## [What is being asked]
List every person other than Mikołaj Mielecki who is named in the Mikołaj Mielecki biography.

= Mikołaj Mielecki =

Polish nobleman and politician (c. 1540 – 1585)

Mikołaj Mielecki h. Gryf (c. 1540 – 11 May 1585 in Kraków) was a Polish nobleman and politician. He was the voivod of Podolian Voivodship from 1569, and he also served in the Polish Army as Grand Hetman of the Crown from 1578 to 1580.

== Biography ==
One of the most notable partisans of the Habsburg faction in Poland, since 1562 he took part in various military campaigns to Moldavia under the command of Mikołaj Sieniawski. In 1579 he was the commander of all Polish armies in the war against the Russian tsar Ivan the Terrible. One of his most astonishing successes was capturing the city and the stronghold of Połock. In 1579 he took the city of Sokol, burning it and executing its defenders. Following various disagreements with Stefan Batory and Jan Zamoyski, he resigned his posts and retired from public life.

(Collected data entries)

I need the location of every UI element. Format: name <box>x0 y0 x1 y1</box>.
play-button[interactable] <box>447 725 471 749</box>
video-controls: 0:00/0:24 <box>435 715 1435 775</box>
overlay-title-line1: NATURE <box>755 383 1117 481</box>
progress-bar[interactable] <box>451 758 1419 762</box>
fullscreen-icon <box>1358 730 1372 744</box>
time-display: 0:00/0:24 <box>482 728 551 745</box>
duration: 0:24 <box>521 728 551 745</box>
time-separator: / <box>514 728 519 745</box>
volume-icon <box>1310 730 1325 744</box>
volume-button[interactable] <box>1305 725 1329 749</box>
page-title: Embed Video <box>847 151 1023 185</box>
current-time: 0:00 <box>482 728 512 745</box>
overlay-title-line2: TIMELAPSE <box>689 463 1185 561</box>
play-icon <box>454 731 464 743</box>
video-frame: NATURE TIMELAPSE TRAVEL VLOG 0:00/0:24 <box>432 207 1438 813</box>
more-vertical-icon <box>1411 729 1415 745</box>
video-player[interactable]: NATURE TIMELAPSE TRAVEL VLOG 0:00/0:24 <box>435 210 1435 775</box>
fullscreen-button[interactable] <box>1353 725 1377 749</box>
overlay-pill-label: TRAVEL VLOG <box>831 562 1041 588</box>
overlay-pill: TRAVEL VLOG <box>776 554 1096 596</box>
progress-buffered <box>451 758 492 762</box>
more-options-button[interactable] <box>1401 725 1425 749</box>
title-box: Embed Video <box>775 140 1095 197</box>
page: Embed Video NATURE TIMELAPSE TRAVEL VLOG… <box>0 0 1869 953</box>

## [Solution to this exercise]
- Mikołaj Sieniawski
- Ivan the Terrible
- Stefan Batory
- Jan Zamoyski